| REQUIREMENTS |
Extract all data as written.

---------- INPUT DATA

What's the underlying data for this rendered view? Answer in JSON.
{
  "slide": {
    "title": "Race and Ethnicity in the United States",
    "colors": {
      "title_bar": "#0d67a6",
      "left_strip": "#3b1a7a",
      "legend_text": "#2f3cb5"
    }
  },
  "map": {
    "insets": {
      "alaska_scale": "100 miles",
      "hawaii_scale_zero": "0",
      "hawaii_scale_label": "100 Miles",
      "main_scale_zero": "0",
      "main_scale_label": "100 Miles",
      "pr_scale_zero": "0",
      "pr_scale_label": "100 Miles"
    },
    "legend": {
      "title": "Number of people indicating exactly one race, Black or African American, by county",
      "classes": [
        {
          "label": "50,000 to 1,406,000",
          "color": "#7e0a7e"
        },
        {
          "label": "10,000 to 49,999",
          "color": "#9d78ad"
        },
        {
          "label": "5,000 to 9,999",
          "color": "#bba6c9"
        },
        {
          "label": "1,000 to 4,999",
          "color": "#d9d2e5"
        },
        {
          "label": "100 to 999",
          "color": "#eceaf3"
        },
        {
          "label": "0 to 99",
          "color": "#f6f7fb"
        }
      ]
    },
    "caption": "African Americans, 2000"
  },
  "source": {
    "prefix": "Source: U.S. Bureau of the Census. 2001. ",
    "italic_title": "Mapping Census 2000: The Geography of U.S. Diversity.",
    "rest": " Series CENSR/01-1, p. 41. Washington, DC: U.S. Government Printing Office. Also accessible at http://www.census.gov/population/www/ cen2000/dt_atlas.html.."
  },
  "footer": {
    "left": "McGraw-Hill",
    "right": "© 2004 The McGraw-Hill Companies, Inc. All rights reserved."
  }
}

--------------------

| ANSWER TO THE PROBLEM |
What's the underlying data for this rendered view? Answer in JSON.
{
  "slide": {
    "title": "Race and Ethnicity in the United States",
    "colors": {
      "title_bar": "#0d67a6",
      "left_strip": "#3b1a7a",
      "legend_text": "#2f3cb5"
    }
  },
  "map": {
    "insets": {
      "alaska_scale": "100 miles",
      "hawaii_scale_zero": "0",
      "hawaii_scale_label": "100 Miles",
      "main_scale_zero": "0",
      "main_scale_label": "100 Miles",
      "pr_scale_zero": "0",
      "pr_scale_label": "100 Miles"
    },
    "legend": {
      "title": "Number of people indicating exactly one race, Black or African American, by county",
      "classes": [
        {
          "label": "50,000 to 1,406,000",
          "color": "#7e0a7e"
        },
        {
          "label": "10,000 to 49,999",
          "color": "#9d78ad"
        },
        {
          "label": "5,000 to 9,999",
          "color": "#bba6c9"
        },
        {
          "label": "1,000 to 4,999",
          "color": "#d9d2e5"
        },
        {
          "label": "100 to 999",
          "color": "#eceaf3"
        },
        {
          "label": "0 to 99",
          "color": "#f6f7fb"
        }
      ]
    },
    "caption": "African Americans, 2000"
  },
  "source": {
    "prefix": "Source: U.S. Bureau of the Census. 2001. ",
    "italic_title": "Mapping Census 2000: The Geography of U.S. Diversity.",
    "rest": " Series CENSR/01-1, p. 41. Washington, DC: U.S. Government Printing Office. Also accessible at http://www.census.gov/population/www/ cen2000/dt_atlas.html.."
  },
  "footer": {
    "left": "McGraw-Hill",
    "right": "© 2004 The McGraw-Hill Companies, Inc. All rights reserved."
  }
}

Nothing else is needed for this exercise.